Stated goal: Count lines, not occurrences: give the number of lines holding the word "JSON", and nothing besides.

Rows from a dataset
::::::::
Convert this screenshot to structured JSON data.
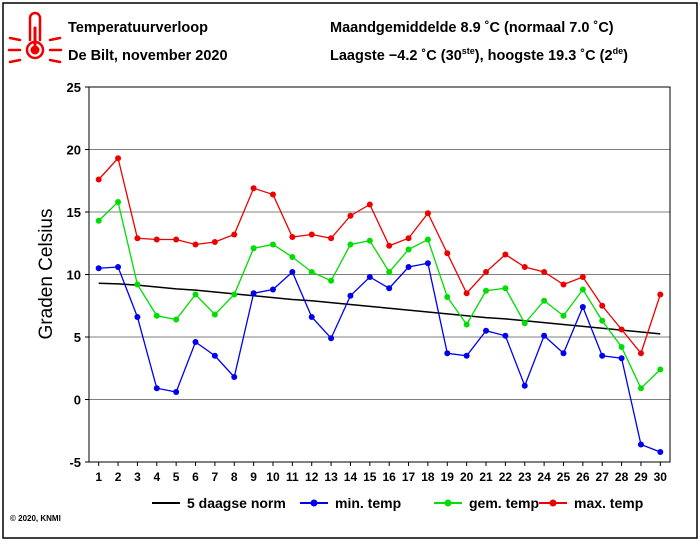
{
  "header": {
    "title": "Temperatuurverloop",
    "station": "De Bilt, november 2020",
    "monthly_avg": "Maandgemiddelde 8.9 ˚C (normaal 7.0 ˚C)",
    "extremes_pre": "Laagste −4.2 ˚C (30",
    "extremes_sup1": "ste",
    "extremes_mid": "), hoogste 19.3 ˚C (2",
    "extremes_sup2": "de",
    "extremes_post": ")"
  },
  "copyright": "© 2020, KNMI",
  "colors": {
    "norm": "#000000",
    "min": "#0000ee",
    "gem": "#00dd00",
    "max": "#ee0000",
    "thermometer": "#ee0000"
  },
  "chart_data": {
    "type": "line",
    "ylabel": "Graden Celsius",
    "xlabel": "",
    "x": [
      1,
      2,
      3,
      4,
      5,
      6,
      7,
      8,
      9,
      10,
      11,
      12,
      13,
      14,
      15,
      16,
      17,
      18,
      19,
      20,
      21,
      22,
      23,
      24,
      25,
      26,
      27,
      28,
      29,
      30
    ],
    "xlim": [
      0.5,
      30.5
    ],
    "ylim": [
      -5,
      25
    ],
    "yticks": [
      -5,
      0,
      5,
      10,
      15,
      20,
      25
    ],
    "grid": true,
    "legend_position": "bottom",
    "series": [
      {
        "name": "5 daagse norm",
        "color": "#000000",
        "markers": false,
        "values": [
          9.3,
          9.25,
          9.15,
          9.0,
          8.85,
          8.75,
          8.6,
          8.45,
          8.3,
          8.15,
          8.0,
          7.9,
          7.75,
          7.6,
          7.45,
          7.3,
          7.15,
          7.0,
          6.85,
          6.7,
          6.55,
          6.45,
          6.3,
          6.15,
          6.0,
          5.85,
          5.7,
          5.55,
          5.4,
          5.25
        ]
      },
      {
        "name": "min. temp",
        "color": "#0000ee",
        "markers": true,
        "values": [
          10.5,
          10.6,
          6.6,
          0.9,
          0.6,
          4.6,
          3.5,
          1.8,
          8.5,
          8.8,
          10.2,
          6.6,
          4.9,
          8.3,
          9.8,
          8.9,
          10.6,
          10.9,
          3.7,
          3.5,
          5.5,
          5.1,
          1.1,
          5.1,
          3.7,
          7.4,
          3.5,
          3.3,
          -3.6,
          -4.2
        ]
      },
      {
        "name": "gem. temp",
        "color": "#00dd00",
        "markers": true,
        "values": [
          14.3,
          15.8,
          9.2,
          6.7,
          6.4,
          8.4,
          6.8,
          8.4,
          12.1,
          12.4,
          11.4,
          10.2,
          9.5,
          12.4,
          12.7,
          10.2,
          12.0,
          12.8,
          8.2,
          6.0,
          8.7,
          8.9,
          6.1,
          7.9,
          6.7,
          8.8,
          6.3,
          4.2,
          0.9,
          2.4
        ]
      },
      {
        "name": "max. temp",
        "color": "#ee0000",
        "markers": true,
        "values": [
          17.6,
          19.3,
          12.9,
          12.8,
          12.8,
          12.4,
          12.6,
          13.2,
          16.9,
          16.4,
          13.0,
          13.2,
          12.9,
          14.7,
          15.6,
          12.3,
          12.9,
          14.9,
          11.7,
          8.5,
          10.2,
          11.6,
          10.6,
          10.2,
          9.2,
          9.8,
          7.5,
          5.6,
          3.7,
          8.4
        ]
      }
    ]
  }
}
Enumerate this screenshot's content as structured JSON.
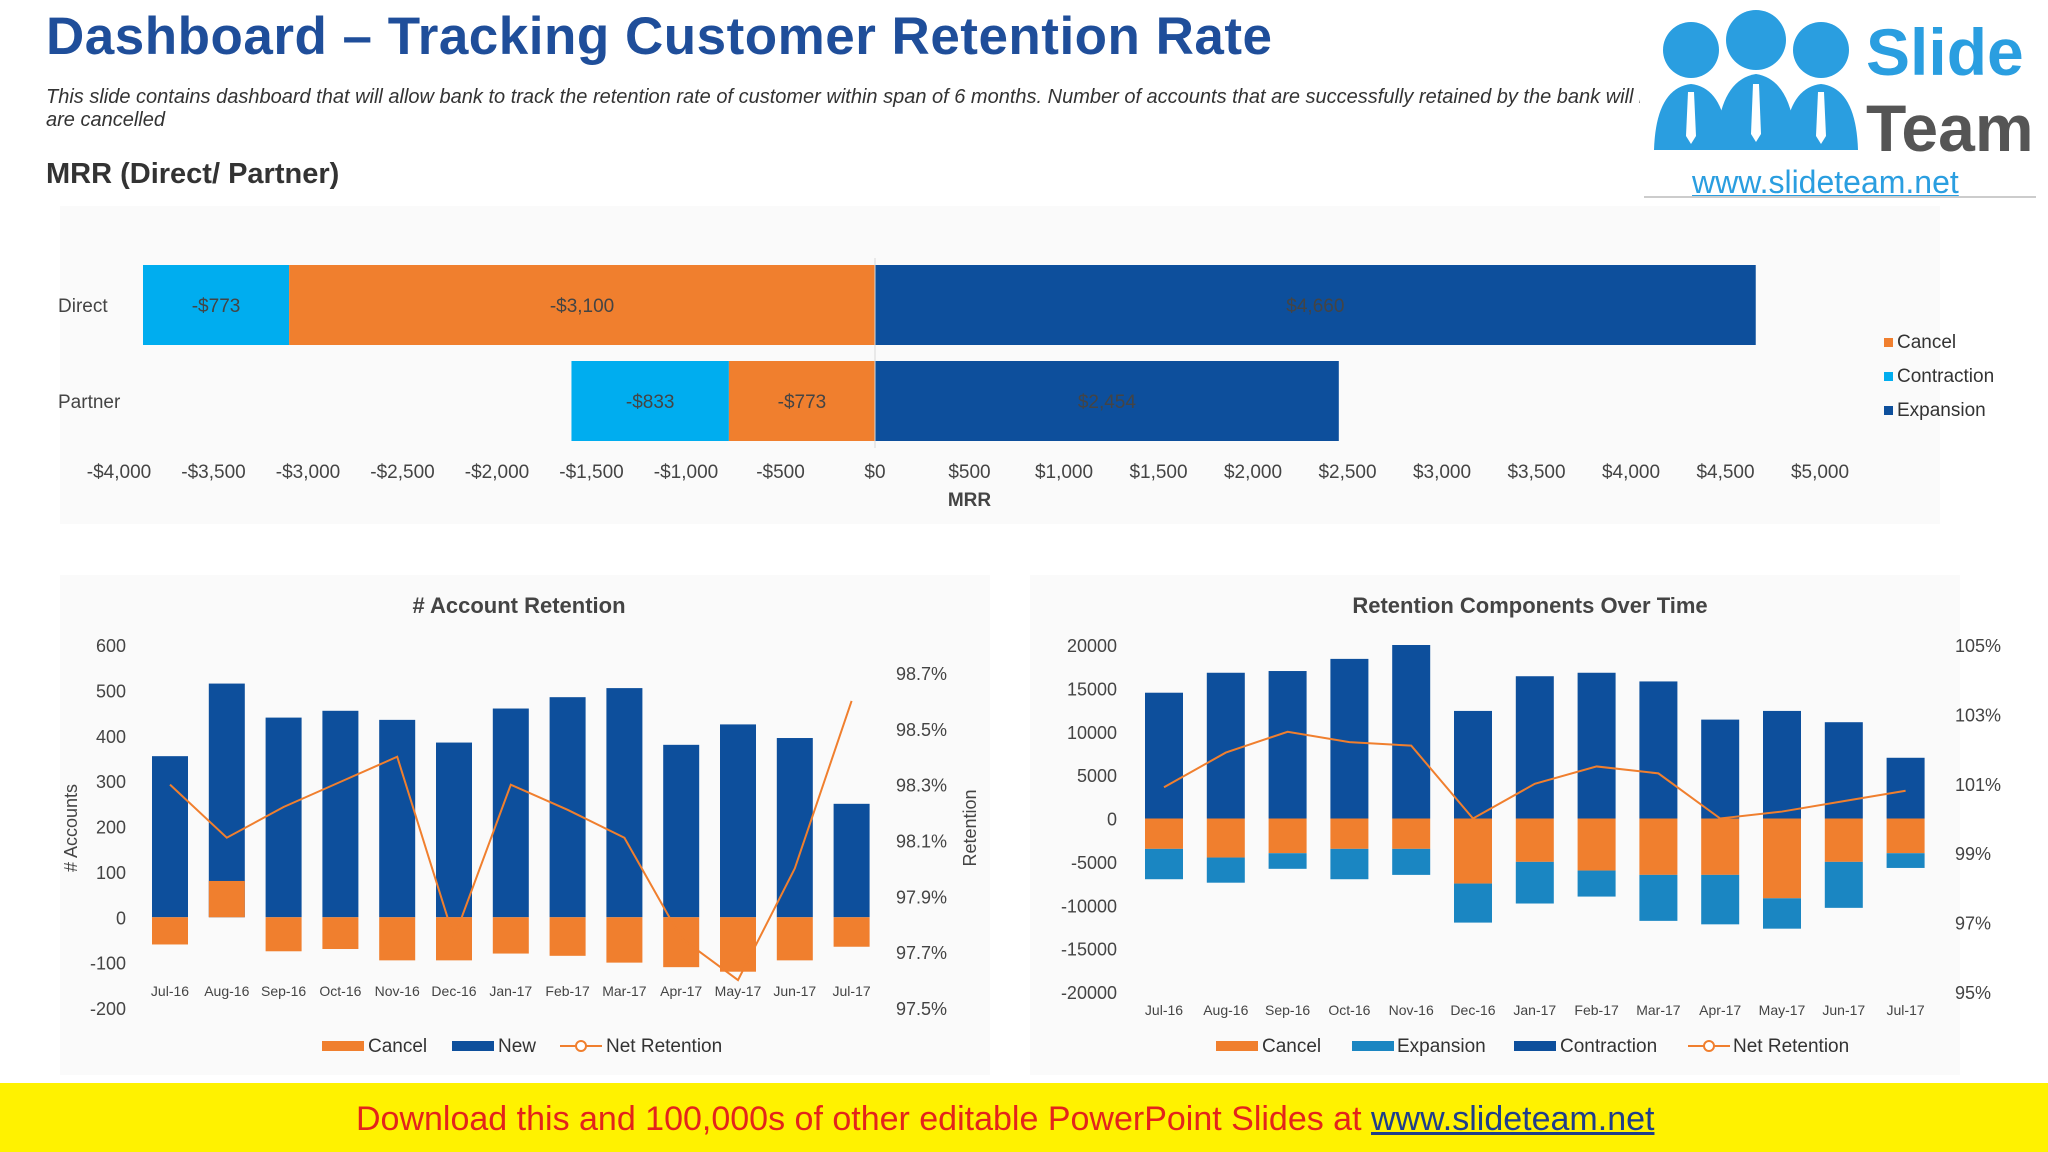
{
  "page": {
    "title": "Dashboard – Tracking Customer Retention Rate",
    "subtitle": "This slide contains dashboard that will allow bank to track the retention rate of customer within span of 6 months. Number of accounts that are successfully retained by the bank will help bank in tracking accounts that are cancelled",
    "section_title": "MRR (Direct/ Partner)"
  },
  "logo": {
    "line1": "Slide",
    "line2": "Team",
    "url": "www.slideteam.net"
  },
  "banner": {
    "text": "Download this and 100,000s of other editable PowerPoint Slides at ",
    "link": "www.slideteam.net"
  },
  "colors": {
    "cancel": "#f07f2e",
    "contraction_light": "#00adef",
    "expansion_dark": "#0d4f9c",
    "expansion_mid": "#1a86c2",
    "line": "#f07f2e"
  },
  "chart_data": [
    {
      "type": "bar",
      "orientation": "horizontal",
      "stacked": true,
      "title": "",
      "xlabel": "MRR",
      "categories": [
        "Direct",
        "Partner"
      ],
      "xlim": [
        -4000,
        5000
      ],
      "x_ticks": [
        "-$4,000",
        "-$3,500",
        "-$3,000",
        "-$2,500",
        "-$2,000",
        "-$1,500",
        "-$1,000",
        "-$500",
        "$0",
        "$500",
        "$1,000",
        "$1,500",
        "$2,000",
        "$2,500",
        "$3,000",
        "$3,500",
        "$4,000",
        "$4,500",
        "$5,000"
      ],
      "segments": [
        [
          {
            "series": "Contraction",
            "label": "-$773",
            "from": -3873,
            "to": -3100
          },
          {
            "series": "Cancel",
            "label": "-$3,100",
            "from": -3100,
            "to": 0
          },
          {
            "series": "Expansion",
            "label": "$4,660",
            "from": 0,
            "to": 4660
          }
        ],
        [
          {
            "series": "Contraction",
            "label": "-$833",
            "from": -1606,
            "to": -773
          },
          {
            "series": "Cancel",
            "label": "-$773",
            "from": -773,
            "to": 0
          },
          {
            "series": "Expansion",
            "label": "$2,454",
            "from": 0,
            "to": 2454
          }
        ]
      ],
      "legend": [
        "Cancel",
        "Contraction",
        "Expansion"
      ],
      "legend_position": "right"
    },
    {
      "type": "bar",
      "title": "# Account Retention",
      "ylabel": "# Accounts",
      "y2label": "Retention",
      "categories": [
        "Jul-16",
        "Aug-16",
        "Sep-16",
        "Oct-16",
        "Nov-16",
        "Dec-16",
        "Jan-17",
        "Feb-17",
        "Mar-17",
        "Apr-17",
        "May-17",
        "Jun-17",
        "Jul-17"
      ],
      "ylim": [
        -200,
        600
      ],
      "y_ticks": [
        "600",
        "500",
        "400",
        "300",
        "200",
        "100",
        "0",
        "-100",
        "-200"
      ],
      "y2lim": [
        97.5,
        98.8
      ],
      "y2_ticks": [
        "98.7%",
        "98.5%",
        "98.3%",
        "98.1%",
        "97.9%",
        "97.7%",
        "97.5%"
      ],
      "series": [
        {
          "name": "Cancel",
          "values": [
            -60,
            80,
            -75,
            -70,
            -95,
            -95,
            -80,
            -85,
            -100,
            -110,
            -120,
            -95,
            -65
          ]
        },
        {
          "name": "New",
          "values": [
            355,
            515,
            440,
            455,
            435,
            385,
            460,
            485,
            505,
            380,
            425,
            395,
            250
          ]
        },
        {
          "name": "Net Retention",
          "axis": "secondary",
          "values": [
            98.3,
            98.11,
            98.22,
            98.31,
            98.4,
            97.75,
            98.3,
            98.21,
            98.11,
            97.75,
            97.6,
            98.0,
            98.6
          ]
        }
      ],
      "legend": [
        "Cancel",
        "New",
        "Net Retention"
      ],
      "legend_position": "bottom"
    },
    {
      "type": "bar",
      "title": "Retention Components Over Time",
      "categories": [
        "Jul-16",
        "Aug-16",
        "Sep-16",
        "Oct-16",
        "Nov-16",
        "Dec-16",
        "Jan-17",
        "Feb-17",
        "Mar-17",
        "Apr-17",
        "May-17",
        "Jun-17",
        "Jul-17"
      ],
      "ylim": [
        -20000,
        20000
      ],
      "y_ticks": [
        "20000",
        "15000",
        "10000",
        "5000",
        "0",
        "-5000",
        "-10000",
        "-15000",
        "-20000"
      ],
      "y2lim": [
        95,
        105
      ],
      "y2_ticks": [
        "105%",
        "103%",
        "101%",
        "99%",
        "97%",
        "95%"
      ],
      "series": [
        {
          "name": "Cancel",
          "values": [
            -3500,
            -4500,
            -4000,
            -3500,
            -3500,
            -7500,
            -5000,
            -6000,
            -6500,
            -6500,
            -9200,
            -5000,
            -4000
          ]
        },
        {
          "name": "Expansion",
          "values": [
            -3500,
            -2900,
            -1800,
            -3500,
            -3000,
            -4500,
            -4800,
            -3000,
            -5300,
            -5700,
            -3500,
            -5300,
            -1700
          ]
        },
        {
          "name": "Contraction",
          "values": [
            14500,
            16800,
            17000,
            18400,
            20000,
            12400,
            16400,
            16800,
            15800,
            11400,
            12400,
            11100,
            7000
          ]
        },
        {
          "name": "Net Retention",
          "axis": "secondary",
          "values": [
            100.9,
            101.9,
            102.5,
            102.2,
            102.1,
            100.0,
            101.0,
            101.5,
            101.3,
            100.0,
            100.2,
            100.5,
            100.8
          ]
        }
      ],
      "legend": [
        "Cancel",
        "Expansion",
        "Contraction",
        "Net Retention"
      ],
      "legend_position": "bottom"
    }
  ]
}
::::::::
Result of this task: 2